Start of Provided records

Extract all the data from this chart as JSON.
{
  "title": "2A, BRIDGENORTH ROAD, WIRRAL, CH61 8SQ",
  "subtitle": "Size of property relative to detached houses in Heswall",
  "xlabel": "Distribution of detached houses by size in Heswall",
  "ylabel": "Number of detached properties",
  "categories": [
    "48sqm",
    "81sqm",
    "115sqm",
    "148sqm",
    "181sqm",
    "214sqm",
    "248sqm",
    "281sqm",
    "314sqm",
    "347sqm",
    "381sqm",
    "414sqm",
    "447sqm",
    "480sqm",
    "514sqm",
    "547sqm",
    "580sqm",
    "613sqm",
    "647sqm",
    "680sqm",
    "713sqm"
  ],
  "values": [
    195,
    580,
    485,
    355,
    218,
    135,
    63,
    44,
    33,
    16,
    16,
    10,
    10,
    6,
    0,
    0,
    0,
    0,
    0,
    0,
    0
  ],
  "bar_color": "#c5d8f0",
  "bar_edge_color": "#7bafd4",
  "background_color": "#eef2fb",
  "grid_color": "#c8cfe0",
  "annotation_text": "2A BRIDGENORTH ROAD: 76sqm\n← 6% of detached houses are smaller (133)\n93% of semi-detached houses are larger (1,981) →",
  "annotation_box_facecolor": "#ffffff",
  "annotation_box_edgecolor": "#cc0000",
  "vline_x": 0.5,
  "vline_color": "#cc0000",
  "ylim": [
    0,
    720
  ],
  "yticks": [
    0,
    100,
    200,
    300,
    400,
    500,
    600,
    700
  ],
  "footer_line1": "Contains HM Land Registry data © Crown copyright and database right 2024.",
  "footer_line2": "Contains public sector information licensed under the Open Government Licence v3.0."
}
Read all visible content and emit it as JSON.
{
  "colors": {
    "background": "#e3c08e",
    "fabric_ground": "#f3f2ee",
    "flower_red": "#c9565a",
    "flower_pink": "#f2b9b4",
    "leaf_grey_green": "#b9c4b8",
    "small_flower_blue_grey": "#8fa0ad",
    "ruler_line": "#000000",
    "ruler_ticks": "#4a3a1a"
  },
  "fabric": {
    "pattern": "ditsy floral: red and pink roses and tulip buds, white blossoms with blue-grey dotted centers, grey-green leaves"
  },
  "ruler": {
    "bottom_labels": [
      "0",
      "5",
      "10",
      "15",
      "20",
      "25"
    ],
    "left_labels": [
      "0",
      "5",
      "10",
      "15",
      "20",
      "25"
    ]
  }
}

End of Provided records
Start of Provided records

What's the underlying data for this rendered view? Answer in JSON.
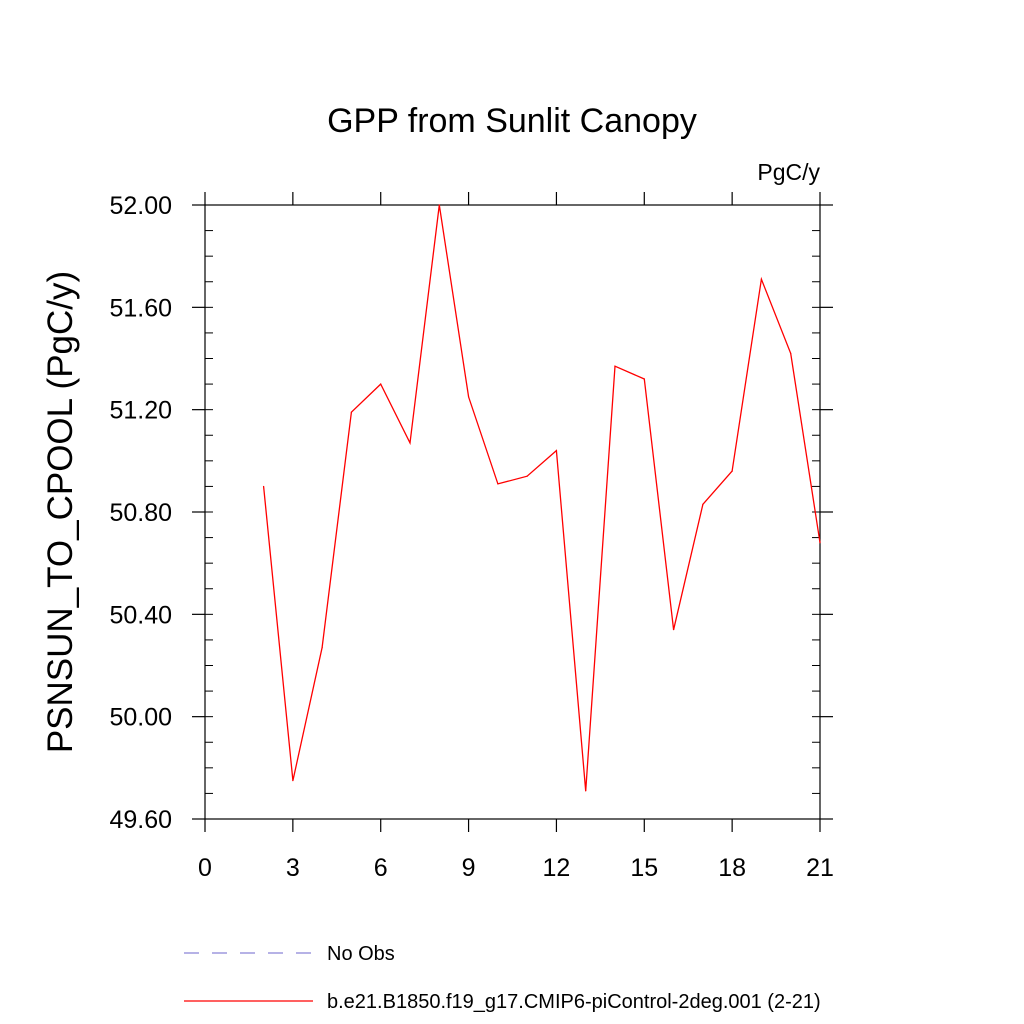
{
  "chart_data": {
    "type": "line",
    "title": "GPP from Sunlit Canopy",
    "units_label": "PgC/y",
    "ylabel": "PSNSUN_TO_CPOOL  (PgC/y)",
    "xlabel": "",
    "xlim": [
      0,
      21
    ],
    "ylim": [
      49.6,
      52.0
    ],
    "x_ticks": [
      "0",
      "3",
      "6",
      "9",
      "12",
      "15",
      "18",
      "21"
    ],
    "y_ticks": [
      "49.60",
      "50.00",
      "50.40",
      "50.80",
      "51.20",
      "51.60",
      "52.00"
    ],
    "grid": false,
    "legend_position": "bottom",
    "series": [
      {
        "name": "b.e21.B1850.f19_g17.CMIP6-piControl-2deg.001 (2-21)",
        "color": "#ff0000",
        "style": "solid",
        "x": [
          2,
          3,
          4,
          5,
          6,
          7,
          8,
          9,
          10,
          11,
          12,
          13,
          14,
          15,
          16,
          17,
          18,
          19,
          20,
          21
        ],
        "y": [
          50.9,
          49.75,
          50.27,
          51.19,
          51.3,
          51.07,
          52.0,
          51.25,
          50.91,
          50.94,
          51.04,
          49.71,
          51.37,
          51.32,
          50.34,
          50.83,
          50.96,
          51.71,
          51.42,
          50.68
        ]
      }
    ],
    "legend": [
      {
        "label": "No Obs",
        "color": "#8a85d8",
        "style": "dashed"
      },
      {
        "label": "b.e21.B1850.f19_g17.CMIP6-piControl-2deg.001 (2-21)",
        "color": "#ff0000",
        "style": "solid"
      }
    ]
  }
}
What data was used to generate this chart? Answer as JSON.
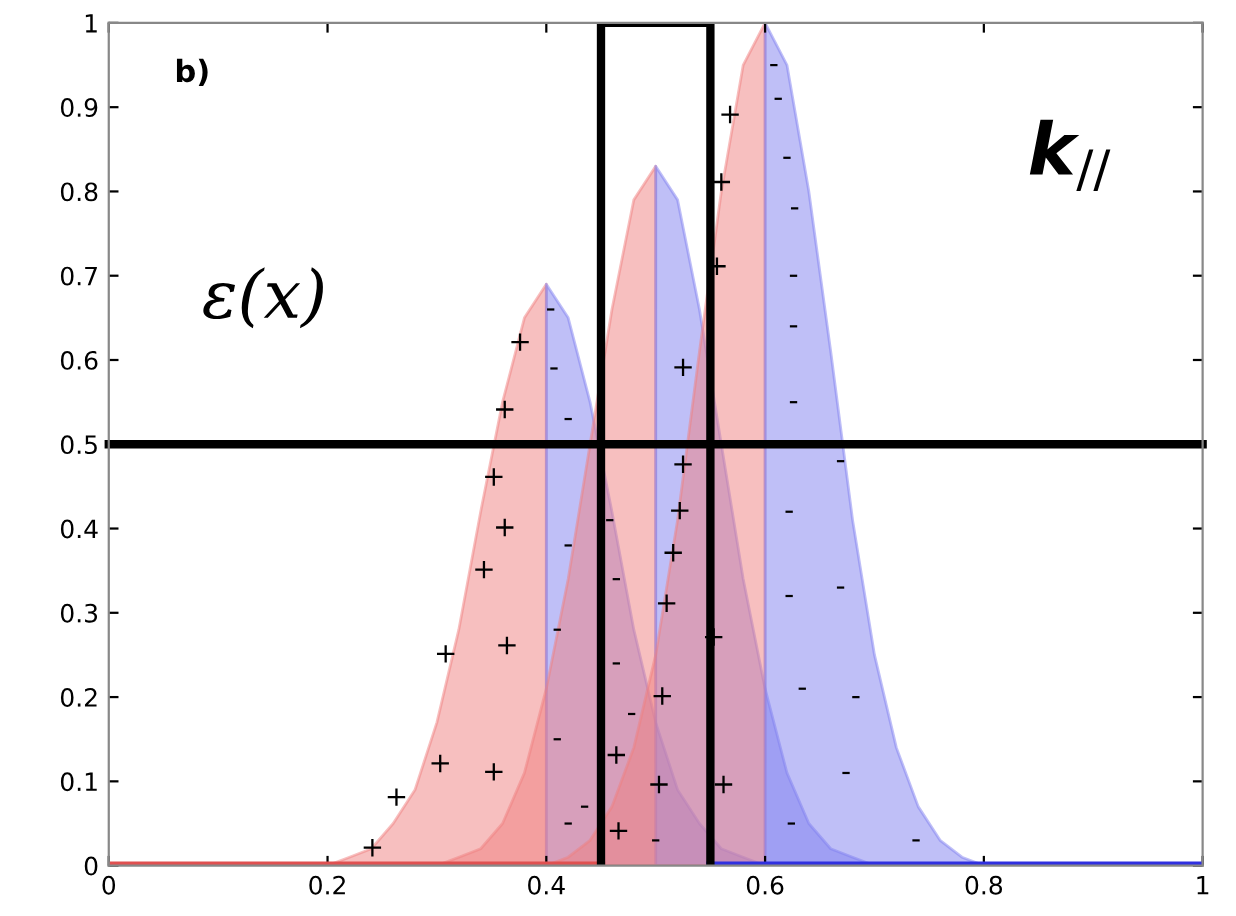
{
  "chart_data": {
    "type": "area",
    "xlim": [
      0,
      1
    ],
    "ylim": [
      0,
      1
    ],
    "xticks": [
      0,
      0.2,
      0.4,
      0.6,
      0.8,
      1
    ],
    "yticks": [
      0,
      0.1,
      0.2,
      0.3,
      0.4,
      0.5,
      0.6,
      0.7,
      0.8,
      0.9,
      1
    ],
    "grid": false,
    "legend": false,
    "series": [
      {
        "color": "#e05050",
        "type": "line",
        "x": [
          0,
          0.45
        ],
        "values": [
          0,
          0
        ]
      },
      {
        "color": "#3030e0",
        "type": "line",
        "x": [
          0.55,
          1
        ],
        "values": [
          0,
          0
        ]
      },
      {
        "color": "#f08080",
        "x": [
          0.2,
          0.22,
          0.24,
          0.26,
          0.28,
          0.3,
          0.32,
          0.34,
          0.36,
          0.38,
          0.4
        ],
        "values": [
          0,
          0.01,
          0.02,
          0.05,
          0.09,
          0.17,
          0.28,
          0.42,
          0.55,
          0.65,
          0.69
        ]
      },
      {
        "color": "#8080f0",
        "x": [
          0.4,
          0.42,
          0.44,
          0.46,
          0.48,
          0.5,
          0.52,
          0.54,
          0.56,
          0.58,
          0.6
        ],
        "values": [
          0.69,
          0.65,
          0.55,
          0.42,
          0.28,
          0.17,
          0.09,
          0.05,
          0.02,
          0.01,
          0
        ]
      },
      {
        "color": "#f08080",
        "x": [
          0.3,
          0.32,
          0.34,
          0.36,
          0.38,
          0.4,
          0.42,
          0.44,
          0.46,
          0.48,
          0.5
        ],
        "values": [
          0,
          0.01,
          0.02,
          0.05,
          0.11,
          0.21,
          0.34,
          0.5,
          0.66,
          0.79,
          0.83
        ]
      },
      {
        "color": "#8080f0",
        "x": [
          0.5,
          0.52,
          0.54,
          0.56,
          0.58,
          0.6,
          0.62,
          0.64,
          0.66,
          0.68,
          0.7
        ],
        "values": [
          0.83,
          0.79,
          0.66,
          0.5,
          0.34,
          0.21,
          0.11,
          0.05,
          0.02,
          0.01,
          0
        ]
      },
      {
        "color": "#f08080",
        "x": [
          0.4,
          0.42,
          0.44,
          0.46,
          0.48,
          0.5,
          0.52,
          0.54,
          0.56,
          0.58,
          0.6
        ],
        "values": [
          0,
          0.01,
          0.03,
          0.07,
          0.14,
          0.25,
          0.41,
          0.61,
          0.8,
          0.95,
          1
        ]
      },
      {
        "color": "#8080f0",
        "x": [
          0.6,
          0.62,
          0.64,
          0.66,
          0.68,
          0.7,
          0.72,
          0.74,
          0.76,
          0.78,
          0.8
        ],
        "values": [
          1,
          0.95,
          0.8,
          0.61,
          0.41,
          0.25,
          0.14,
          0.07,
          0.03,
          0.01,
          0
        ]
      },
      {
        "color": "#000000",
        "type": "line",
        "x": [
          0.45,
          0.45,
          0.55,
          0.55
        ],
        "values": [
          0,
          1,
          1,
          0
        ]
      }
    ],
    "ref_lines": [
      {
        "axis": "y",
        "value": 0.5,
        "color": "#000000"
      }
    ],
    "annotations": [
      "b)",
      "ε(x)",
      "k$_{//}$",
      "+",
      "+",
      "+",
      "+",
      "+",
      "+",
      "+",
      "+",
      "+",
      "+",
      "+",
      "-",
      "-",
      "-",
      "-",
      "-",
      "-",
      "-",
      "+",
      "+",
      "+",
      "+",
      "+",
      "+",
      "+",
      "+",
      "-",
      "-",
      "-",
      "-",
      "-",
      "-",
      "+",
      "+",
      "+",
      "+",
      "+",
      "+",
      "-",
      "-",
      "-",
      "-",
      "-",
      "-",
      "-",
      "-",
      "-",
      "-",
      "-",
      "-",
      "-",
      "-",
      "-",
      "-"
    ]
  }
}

End of Provided records
Start of Provided records

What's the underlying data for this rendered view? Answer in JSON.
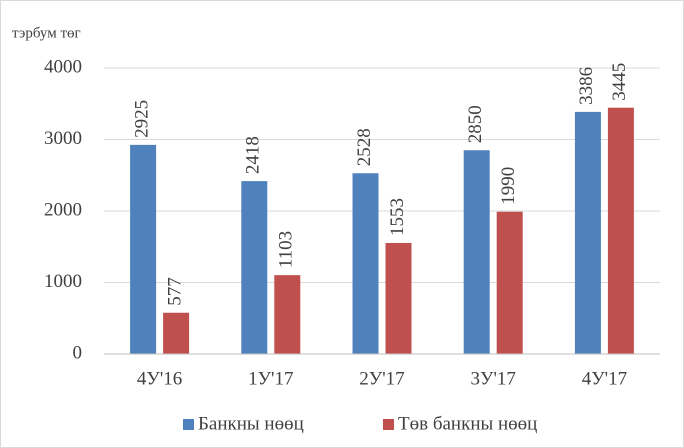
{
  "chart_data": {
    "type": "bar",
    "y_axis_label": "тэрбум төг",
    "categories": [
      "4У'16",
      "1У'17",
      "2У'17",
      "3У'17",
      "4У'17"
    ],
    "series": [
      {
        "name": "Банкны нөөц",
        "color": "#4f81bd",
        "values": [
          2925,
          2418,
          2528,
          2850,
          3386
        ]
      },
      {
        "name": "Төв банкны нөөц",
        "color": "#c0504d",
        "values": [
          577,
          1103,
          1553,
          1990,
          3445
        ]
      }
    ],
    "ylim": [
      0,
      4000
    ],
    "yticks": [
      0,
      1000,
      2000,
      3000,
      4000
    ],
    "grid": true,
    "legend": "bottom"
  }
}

End of Provided records

▶ **What this task involves**: Find the word "from" in the entries, and copy every line it shows up in.

▶ **Right answer**:
Extract all the data from this chart as JSON.
    "title": "GPP from Sunlit Canopy",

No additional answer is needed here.